**Short task**.
Reproduce the entries word for word, and omit any picture you find in them.

-- start of Stored data --

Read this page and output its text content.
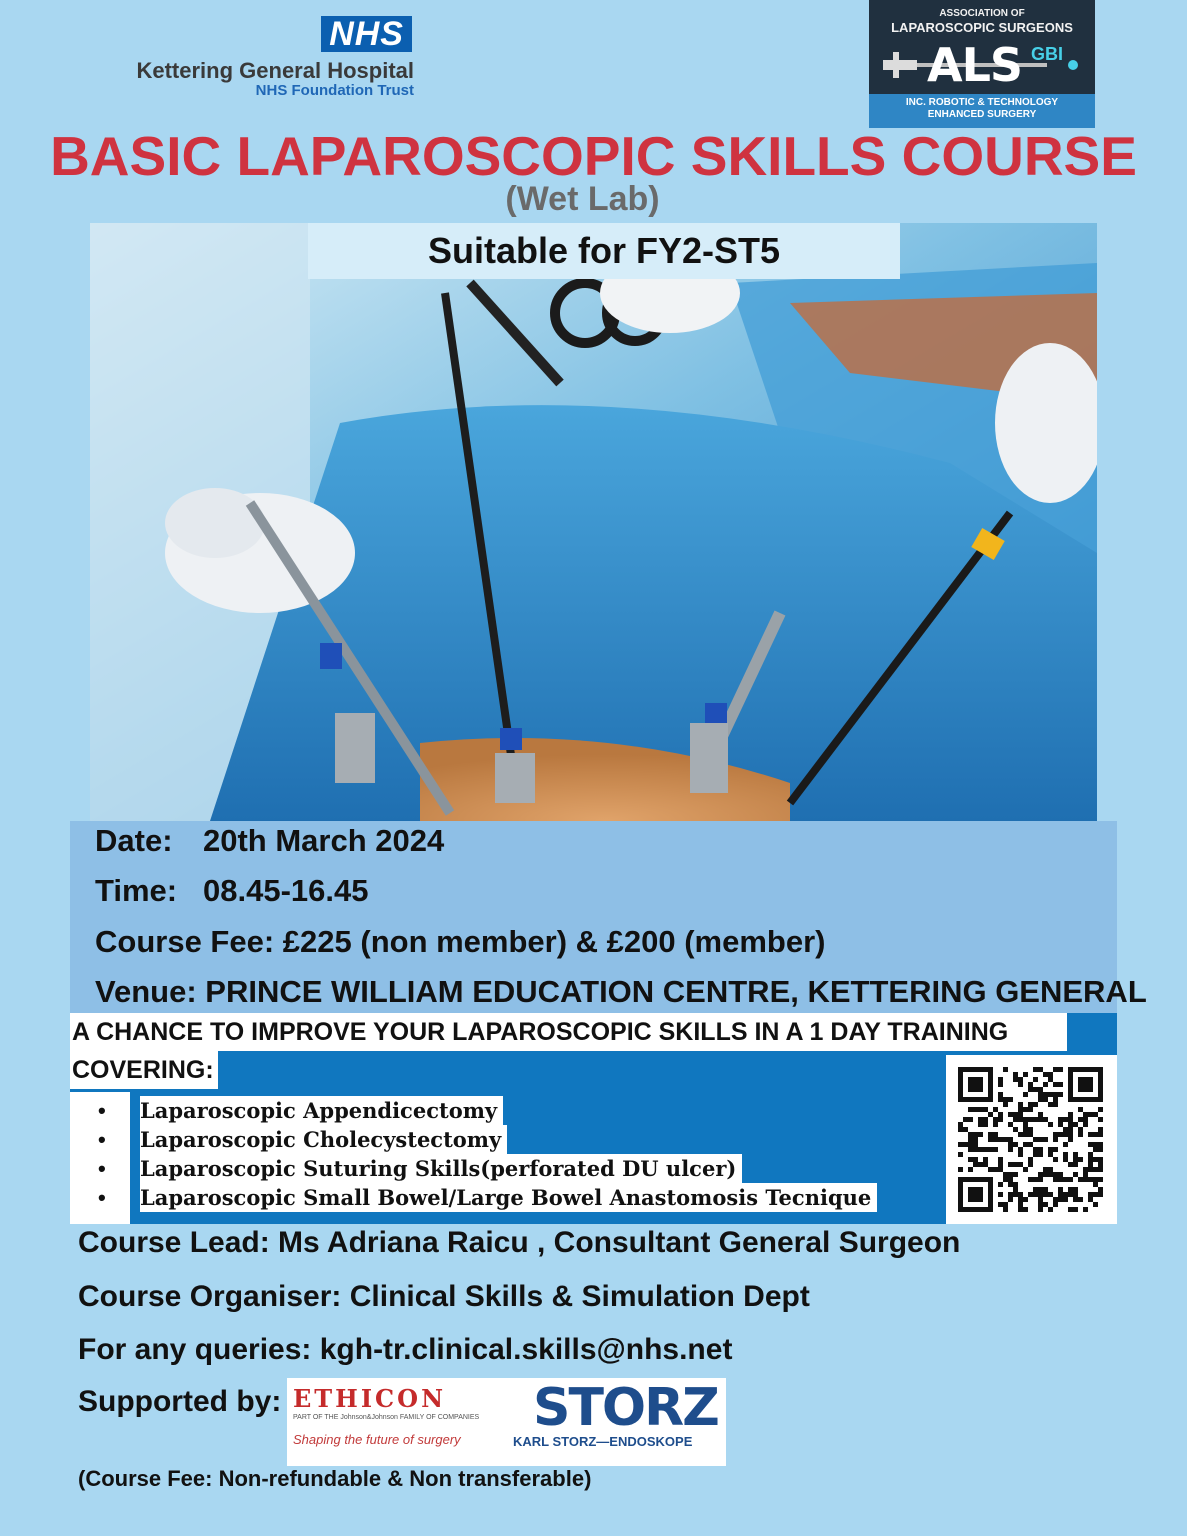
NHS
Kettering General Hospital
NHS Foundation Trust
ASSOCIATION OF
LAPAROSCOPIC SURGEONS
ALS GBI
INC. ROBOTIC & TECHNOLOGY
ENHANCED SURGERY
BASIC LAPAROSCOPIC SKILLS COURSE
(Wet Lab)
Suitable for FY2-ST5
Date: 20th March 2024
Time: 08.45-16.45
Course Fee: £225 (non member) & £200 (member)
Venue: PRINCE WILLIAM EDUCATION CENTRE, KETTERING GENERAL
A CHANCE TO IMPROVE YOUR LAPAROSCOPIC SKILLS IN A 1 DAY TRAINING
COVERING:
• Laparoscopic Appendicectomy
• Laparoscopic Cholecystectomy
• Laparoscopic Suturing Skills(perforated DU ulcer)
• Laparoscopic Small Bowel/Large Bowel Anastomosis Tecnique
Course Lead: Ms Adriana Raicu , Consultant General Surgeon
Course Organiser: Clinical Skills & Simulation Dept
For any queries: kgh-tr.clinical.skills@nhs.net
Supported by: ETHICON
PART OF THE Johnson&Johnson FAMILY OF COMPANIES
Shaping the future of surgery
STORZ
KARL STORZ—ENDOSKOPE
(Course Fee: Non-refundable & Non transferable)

-- end of Stored data --

**Result**.
Read this page and output its text content.
NHS
Kettering General Hospital
NHS Foundation Trust
ASSOCIATION OF
LAPAROSCOPIC SURGEONS
ALS GBI
INC. ROBOTIC & TECHNOLOGY
ENHANCED SURGERY
BASIC LAPAROSCOPIC SKILLS COURSE
(Wet Lab)
Suitable for FY2-ST5
Date: 20th March 2024
Time: 08.45-16.45
Course Fee: £225 (non member) & £200 (member)
Venue: PRINCE WILLIAM EDUCATION CENTRE, KETTERING GENERAL
A CHANCE TO IMPROVE YOUR LAPAROSCOPIC SKILLS IN A 1 DAY TRAINING
COVERING:
• Laparoscopic Appendicectomy
• Laparoscopic Cholecystectomy
• Laparoscopic Suturing Skills(perforated DU ulcer)
• Laparoscopic Small Bowel/Large Bowel Anastomosis Tecnique
Course Lead: Ms Adriana Raicu , Consultant General Surgeon
Course Organiser: Clinical Skills & Simulation Dept
For any queries: kgh-tr.clinical.skills@nhs.net
Supported by: ETHICON
PART OF THE Johnson&Johnson FAMILY OF COMPANIES
Shaping the future of surgery
STORZ
KARL STORZ—ENDOSKOPE
(Course Fee: Non-refundable & Non transferable)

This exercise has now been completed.